* **Work instructions**: Extract each line containing the string "gurbhakotmun".

(Stored entries)
┌────────
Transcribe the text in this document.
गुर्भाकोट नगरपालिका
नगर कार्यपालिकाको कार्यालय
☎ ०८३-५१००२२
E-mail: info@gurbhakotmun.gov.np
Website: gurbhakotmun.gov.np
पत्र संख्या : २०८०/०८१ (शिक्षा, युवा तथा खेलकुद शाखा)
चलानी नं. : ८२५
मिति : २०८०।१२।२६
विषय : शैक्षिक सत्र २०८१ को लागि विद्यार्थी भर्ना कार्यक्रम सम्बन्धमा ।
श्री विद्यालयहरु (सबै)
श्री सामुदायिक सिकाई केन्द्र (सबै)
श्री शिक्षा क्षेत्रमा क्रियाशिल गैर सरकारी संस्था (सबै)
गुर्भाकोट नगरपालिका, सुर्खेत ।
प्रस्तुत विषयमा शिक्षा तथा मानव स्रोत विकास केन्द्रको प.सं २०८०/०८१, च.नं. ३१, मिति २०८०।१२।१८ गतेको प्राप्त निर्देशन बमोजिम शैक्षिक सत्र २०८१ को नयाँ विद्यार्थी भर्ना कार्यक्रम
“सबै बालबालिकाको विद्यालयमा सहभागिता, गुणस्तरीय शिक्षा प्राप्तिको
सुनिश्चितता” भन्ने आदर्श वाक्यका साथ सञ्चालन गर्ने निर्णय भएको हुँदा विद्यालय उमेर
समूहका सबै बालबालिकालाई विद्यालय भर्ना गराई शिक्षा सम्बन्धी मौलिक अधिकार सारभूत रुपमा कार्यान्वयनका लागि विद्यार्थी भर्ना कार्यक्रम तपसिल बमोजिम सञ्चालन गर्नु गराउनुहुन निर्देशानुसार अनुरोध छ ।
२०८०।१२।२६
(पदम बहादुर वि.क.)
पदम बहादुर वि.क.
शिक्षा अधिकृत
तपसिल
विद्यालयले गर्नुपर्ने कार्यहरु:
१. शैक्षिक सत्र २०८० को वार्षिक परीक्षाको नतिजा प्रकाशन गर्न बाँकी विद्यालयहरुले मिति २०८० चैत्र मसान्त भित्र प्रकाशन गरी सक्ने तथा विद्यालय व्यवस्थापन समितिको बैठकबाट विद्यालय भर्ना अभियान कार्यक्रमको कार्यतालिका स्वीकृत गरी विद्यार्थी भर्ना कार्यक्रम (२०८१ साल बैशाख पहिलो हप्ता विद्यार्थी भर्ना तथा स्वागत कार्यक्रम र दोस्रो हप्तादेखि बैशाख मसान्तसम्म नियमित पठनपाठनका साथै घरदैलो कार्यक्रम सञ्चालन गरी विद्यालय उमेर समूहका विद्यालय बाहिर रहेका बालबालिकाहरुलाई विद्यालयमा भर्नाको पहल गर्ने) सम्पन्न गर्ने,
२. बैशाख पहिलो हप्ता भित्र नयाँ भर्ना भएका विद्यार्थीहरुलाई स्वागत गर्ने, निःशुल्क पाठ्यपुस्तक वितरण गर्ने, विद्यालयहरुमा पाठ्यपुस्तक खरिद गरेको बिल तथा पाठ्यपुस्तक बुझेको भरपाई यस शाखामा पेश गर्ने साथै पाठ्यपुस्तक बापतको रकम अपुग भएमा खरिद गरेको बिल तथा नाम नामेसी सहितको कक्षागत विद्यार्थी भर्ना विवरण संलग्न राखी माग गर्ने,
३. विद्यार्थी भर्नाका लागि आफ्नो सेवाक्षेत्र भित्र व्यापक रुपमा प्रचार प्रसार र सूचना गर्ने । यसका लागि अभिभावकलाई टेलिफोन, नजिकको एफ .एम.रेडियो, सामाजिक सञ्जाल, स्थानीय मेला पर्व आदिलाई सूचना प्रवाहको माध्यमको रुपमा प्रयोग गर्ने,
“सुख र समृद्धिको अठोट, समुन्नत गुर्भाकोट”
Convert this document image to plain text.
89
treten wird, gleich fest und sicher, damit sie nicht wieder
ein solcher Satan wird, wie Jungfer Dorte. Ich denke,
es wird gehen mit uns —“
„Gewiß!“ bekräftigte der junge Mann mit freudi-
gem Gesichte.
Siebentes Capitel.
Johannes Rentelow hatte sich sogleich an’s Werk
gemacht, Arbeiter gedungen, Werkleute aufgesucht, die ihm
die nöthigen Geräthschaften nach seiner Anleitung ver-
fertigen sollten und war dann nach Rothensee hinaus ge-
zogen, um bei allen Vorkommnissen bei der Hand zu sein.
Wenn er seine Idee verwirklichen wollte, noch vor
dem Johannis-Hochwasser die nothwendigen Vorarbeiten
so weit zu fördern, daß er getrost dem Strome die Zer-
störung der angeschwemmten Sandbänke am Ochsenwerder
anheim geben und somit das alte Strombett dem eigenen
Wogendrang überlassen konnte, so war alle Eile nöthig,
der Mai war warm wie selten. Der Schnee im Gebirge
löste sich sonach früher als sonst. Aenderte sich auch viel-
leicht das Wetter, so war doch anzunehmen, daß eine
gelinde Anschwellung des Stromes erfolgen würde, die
└────────
┌────────
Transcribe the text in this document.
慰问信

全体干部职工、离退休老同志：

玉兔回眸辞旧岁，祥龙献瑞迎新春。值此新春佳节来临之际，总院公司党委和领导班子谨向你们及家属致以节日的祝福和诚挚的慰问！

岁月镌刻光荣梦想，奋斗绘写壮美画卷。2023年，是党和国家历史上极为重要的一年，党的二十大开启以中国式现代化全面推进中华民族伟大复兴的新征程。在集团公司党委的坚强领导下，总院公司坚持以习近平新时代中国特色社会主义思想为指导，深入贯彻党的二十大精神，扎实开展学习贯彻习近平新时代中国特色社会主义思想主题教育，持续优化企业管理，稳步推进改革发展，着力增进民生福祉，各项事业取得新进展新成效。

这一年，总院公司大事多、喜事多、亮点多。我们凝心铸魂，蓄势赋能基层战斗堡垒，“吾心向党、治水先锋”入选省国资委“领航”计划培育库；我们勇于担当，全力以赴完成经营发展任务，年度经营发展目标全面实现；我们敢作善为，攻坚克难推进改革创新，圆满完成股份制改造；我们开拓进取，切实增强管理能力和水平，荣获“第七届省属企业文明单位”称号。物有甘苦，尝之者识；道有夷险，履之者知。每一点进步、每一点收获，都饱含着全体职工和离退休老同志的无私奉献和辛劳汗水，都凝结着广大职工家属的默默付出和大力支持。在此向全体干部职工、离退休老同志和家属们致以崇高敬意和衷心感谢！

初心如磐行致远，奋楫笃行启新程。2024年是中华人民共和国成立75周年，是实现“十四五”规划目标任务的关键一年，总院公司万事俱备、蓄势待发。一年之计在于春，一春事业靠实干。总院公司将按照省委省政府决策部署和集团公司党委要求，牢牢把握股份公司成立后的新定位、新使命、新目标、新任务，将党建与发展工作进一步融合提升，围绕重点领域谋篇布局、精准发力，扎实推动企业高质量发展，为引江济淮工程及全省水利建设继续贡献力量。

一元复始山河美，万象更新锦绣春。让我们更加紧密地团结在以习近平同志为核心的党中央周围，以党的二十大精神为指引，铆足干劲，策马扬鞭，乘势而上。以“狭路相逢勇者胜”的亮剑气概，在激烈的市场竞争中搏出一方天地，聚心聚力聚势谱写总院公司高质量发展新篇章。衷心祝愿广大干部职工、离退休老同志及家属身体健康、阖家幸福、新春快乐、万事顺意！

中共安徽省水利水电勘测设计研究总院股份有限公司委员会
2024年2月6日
└────────
* **Finished task**:
E-mail: info@gurbhakotmun.gov.np
Website: gurbhakotmun.gov.np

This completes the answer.